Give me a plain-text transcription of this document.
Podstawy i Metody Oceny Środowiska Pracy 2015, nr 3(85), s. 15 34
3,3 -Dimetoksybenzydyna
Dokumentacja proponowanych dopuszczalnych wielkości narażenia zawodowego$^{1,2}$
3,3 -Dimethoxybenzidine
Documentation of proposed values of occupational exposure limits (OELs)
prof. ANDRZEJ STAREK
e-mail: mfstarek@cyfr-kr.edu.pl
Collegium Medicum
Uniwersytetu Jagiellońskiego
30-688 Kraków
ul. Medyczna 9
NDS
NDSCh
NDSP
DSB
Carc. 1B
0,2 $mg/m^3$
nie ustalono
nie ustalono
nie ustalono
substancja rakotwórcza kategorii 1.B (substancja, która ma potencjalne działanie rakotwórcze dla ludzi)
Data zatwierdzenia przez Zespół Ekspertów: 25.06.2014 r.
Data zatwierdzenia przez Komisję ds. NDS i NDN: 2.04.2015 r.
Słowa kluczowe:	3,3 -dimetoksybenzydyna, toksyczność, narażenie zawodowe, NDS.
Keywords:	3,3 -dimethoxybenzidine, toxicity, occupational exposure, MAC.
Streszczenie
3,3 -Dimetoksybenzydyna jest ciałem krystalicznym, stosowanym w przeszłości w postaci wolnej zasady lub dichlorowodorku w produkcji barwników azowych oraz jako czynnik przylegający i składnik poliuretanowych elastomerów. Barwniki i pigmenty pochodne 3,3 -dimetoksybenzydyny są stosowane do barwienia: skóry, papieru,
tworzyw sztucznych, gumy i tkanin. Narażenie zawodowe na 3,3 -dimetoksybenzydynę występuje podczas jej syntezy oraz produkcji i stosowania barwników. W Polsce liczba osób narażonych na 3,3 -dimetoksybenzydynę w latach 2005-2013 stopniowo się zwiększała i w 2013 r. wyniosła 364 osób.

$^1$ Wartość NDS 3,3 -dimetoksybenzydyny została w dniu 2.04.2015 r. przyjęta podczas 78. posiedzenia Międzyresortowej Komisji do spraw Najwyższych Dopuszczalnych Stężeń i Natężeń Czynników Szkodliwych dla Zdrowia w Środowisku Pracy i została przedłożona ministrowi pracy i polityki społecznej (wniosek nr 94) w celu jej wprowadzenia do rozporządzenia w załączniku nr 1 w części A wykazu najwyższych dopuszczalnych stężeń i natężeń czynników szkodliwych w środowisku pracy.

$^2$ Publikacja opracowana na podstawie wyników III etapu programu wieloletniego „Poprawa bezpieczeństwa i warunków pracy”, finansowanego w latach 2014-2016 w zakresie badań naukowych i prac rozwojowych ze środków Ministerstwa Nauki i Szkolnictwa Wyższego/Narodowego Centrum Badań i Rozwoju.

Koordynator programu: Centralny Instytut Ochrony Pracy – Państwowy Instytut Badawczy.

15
====================
**Description of the task:** Identify how many lines in the entries above include the string "Data", then state that number alone.

**Task output:** 2